-- Begin MATERIAL SHOWN --
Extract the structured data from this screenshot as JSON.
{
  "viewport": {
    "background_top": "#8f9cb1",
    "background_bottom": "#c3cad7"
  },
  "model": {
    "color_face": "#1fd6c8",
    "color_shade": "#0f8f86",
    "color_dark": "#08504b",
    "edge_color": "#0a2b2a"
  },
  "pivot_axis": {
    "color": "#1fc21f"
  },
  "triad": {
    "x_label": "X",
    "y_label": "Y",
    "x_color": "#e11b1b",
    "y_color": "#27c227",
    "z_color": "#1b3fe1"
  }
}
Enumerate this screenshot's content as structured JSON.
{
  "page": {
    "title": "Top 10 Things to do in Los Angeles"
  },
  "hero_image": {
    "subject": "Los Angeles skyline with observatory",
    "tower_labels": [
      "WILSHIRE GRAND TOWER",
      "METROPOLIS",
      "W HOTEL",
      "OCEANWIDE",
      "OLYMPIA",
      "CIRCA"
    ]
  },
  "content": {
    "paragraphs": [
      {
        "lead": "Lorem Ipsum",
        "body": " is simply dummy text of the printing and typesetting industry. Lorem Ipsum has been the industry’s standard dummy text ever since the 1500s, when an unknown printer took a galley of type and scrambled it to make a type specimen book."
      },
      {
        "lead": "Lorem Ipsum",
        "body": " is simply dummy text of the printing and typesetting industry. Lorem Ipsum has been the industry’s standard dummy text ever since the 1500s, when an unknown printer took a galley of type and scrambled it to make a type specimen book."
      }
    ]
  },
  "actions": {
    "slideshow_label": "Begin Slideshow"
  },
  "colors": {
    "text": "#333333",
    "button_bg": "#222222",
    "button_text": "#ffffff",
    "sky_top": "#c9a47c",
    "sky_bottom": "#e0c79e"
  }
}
-- End MATERIAL SHOWN --
- **GIVEN EXERCISE**
Reproduce the complete set of lines precisely as supplied.

- **EXERCISE ANSWER**
Extract the structured data from this screenshot as JSON.
{
  "viewport": {
    "background_top": "#8f9cb1",
    "background_bottom": "#c3cad7"
  },
  "model": {
    "color_face": "#1fd6c8",
    "color_shade": "#0f8f86",
    "color_dark": "#08504b",
    "edge_color": "#0a2b2a"
  },
  "pivot_axis": {
    "color": "#1fc21f"
  },
  "triad": {
    "x_label": "X",
    "y_label": "Y",
    "x_color": "#e11b1b",
    "y_color": "#27c227",
    "z_color": "#1b3fe1"
  }
}
Enumerate this screenshot's content as structured JSON.
{
  "page": {
    "title": "Top 10 Things to do in Los Angeles"
  },
  "hero_image": {
    "subject": "Los Angeles skyline with observatory",
    "tower_labels": [
      "WILSHIRE GRAND TOWER",
      "METROPOLIS",
      "W HOTEL",
      "OCEANWIDE",
      "OLYMPIA",
      "CIRCA"
    ]
  },
  "content": {
    "paragraphs": [
      {
        "lead": "Lorem Ipsum",
        "body": " is simply dummy text of the printing and typesetting industry. Lorem Ipsum has been the industry’s standard dummy text ever since the 1500s, when an unknown printer took a galley of type and scrambled it to make a type specimen book."
      },
      {
        "lead": "Lorem Ipsum",
        "body": " is simply dummy text of the printing and typesetting industry. Lorem Ipsum has been the industry’s standard dummy text ever since the 1500s, when an unknown printer took a galley of type and scrambled it to make a type specimen book."
      }
    ]
  },
  "actions": {
    "slideshow_label": "Begin Slideshow"
  },
  "colors": {
    "text": "#333333",
    "button_bg": "#222222",
    "button_text": "#ffffff",
    "sky_top": "#c9a47c",
    "sky_bottom": "#e0c79e"
  }
}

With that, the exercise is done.